** Start Dataset records **

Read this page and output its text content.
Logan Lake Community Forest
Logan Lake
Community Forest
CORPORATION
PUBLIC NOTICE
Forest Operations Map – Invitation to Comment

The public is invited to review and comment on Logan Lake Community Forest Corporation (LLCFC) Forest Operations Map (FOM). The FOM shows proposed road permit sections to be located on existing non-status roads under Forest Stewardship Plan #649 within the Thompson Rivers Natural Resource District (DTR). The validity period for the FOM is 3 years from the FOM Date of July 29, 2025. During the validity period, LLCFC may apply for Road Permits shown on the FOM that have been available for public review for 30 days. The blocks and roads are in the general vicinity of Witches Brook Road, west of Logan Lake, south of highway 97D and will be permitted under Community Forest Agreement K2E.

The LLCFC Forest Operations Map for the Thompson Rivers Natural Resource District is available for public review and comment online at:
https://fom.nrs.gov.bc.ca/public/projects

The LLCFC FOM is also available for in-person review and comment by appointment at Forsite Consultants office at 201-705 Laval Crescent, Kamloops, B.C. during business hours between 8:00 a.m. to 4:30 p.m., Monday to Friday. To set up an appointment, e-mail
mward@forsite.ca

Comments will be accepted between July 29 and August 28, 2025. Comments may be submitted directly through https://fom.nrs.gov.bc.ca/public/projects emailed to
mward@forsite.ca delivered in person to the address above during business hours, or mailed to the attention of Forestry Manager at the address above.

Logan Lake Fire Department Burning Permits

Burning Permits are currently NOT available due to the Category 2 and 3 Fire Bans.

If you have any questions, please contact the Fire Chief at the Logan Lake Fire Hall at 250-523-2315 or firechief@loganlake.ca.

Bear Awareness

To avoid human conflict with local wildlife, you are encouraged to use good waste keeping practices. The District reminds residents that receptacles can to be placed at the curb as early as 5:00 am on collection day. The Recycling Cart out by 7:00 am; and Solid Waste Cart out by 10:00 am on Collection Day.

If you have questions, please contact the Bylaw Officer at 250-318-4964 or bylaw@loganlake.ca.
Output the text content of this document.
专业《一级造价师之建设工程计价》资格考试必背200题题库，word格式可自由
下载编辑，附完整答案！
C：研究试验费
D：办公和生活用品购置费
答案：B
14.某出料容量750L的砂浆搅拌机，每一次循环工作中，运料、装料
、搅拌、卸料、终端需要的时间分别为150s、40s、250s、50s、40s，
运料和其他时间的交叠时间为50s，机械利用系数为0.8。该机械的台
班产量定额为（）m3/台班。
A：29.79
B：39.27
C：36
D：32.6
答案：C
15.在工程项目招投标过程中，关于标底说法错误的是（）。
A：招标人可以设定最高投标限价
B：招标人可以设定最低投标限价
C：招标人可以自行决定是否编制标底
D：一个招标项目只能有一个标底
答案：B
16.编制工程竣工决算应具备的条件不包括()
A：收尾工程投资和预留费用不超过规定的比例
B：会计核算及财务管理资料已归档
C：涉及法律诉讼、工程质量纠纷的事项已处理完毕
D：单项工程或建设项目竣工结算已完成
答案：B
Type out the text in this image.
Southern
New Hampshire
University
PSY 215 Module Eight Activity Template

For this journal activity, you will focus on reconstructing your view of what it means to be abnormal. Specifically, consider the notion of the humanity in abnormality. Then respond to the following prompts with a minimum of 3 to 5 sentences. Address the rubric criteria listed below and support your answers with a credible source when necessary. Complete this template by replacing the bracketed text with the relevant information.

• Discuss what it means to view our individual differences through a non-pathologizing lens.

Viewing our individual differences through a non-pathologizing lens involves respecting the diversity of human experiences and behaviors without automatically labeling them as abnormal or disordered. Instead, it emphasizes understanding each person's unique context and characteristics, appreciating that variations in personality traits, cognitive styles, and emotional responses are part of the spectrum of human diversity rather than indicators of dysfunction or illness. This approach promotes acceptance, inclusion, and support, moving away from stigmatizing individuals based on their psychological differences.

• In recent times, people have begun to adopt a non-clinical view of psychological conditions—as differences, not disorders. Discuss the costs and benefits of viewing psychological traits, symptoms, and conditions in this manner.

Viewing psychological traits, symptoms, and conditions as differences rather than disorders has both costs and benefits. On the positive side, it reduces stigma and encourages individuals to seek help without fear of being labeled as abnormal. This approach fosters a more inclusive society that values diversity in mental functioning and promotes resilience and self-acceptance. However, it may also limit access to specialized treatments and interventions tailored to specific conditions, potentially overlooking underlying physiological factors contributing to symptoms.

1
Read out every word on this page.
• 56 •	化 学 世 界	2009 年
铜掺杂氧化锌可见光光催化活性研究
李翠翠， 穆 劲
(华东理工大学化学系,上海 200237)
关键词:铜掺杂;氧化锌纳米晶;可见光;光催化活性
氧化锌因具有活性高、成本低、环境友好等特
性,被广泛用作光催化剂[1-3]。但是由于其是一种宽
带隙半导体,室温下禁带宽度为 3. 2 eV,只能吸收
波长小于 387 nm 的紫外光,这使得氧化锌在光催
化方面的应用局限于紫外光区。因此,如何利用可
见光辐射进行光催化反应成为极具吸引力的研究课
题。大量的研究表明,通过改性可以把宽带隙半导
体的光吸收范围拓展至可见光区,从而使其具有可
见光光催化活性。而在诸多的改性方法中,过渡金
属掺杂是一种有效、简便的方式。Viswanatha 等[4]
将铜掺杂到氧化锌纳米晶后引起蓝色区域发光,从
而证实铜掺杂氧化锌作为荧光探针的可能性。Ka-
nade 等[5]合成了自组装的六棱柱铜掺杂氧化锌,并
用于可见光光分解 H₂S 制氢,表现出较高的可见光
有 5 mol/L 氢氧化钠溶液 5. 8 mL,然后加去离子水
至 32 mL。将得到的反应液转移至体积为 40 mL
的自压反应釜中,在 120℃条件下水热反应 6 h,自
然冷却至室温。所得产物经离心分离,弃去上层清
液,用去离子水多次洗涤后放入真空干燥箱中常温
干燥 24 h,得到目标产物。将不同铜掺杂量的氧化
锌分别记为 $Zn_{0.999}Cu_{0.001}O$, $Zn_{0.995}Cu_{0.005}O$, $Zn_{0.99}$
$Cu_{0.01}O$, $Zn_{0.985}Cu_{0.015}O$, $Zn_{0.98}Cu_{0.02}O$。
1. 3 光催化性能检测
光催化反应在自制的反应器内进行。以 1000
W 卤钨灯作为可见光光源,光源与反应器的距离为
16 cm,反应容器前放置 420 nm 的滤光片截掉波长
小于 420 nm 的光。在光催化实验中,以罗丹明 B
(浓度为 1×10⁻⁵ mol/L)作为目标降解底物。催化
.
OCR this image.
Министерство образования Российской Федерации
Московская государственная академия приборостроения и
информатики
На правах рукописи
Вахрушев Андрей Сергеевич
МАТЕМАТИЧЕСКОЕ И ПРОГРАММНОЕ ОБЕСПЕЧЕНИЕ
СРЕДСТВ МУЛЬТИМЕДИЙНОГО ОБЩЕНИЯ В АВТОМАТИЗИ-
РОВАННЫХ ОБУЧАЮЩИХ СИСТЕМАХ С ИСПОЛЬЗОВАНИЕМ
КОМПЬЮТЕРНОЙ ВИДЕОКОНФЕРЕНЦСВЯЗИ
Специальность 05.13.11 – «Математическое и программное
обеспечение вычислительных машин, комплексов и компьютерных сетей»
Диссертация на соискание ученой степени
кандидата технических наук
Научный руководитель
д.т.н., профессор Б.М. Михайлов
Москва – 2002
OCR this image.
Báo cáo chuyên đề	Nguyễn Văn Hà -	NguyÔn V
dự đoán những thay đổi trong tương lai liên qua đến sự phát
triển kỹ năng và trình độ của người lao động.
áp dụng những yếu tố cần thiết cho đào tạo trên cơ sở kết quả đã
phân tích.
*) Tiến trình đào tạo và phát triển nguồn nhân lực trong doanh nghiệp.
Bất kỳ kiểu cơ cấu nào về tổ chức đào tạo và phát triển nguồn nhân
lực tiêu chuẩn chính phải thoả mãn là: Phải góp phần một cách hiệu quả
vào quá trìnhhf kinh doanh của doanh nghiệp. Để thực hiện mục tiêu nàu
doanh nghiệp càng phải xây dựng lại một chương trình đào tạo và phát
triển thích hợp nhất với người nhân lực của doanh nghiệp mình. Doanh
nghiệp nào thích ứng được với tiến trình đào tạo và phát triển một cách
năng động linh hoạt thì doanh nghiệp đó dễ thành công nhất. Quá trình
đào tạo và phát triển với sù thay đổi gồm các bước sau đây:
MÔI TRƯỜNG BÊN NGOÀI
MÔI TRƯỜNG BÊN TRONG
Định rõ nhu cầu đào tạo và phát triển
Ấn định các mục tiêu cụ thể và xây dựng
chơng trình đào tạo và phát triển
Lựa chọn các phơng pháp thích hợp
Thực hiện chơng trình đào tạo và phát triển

** End Dataset records **

→ **Exercise requirements**
Using the records above, pull out each line where the word "conditions" occurs.

→ **Final result**
• In recent times, people have begun to adopt a non-clinical view of psychological conditions—as differences, not disorders. Discuss the costs and benefits of viewing psychological traits, symptoms, and conditions in this manner.
Viewing psychological traits, symptoms, and conditions as differences rather than disorders has both costs and benefits. On the positive side, it reduces stigma and encourages individuals to seek help without fear of being labeled as abnormal. This approach fosters a more inclusive society that values diversity in mental functioning and promotes resilience and self-acceptance. However, it may also limit access to specialized treatments and interventions tailored to specific conditions, potentially overlooking underlying physiological factors contributing to symptoms.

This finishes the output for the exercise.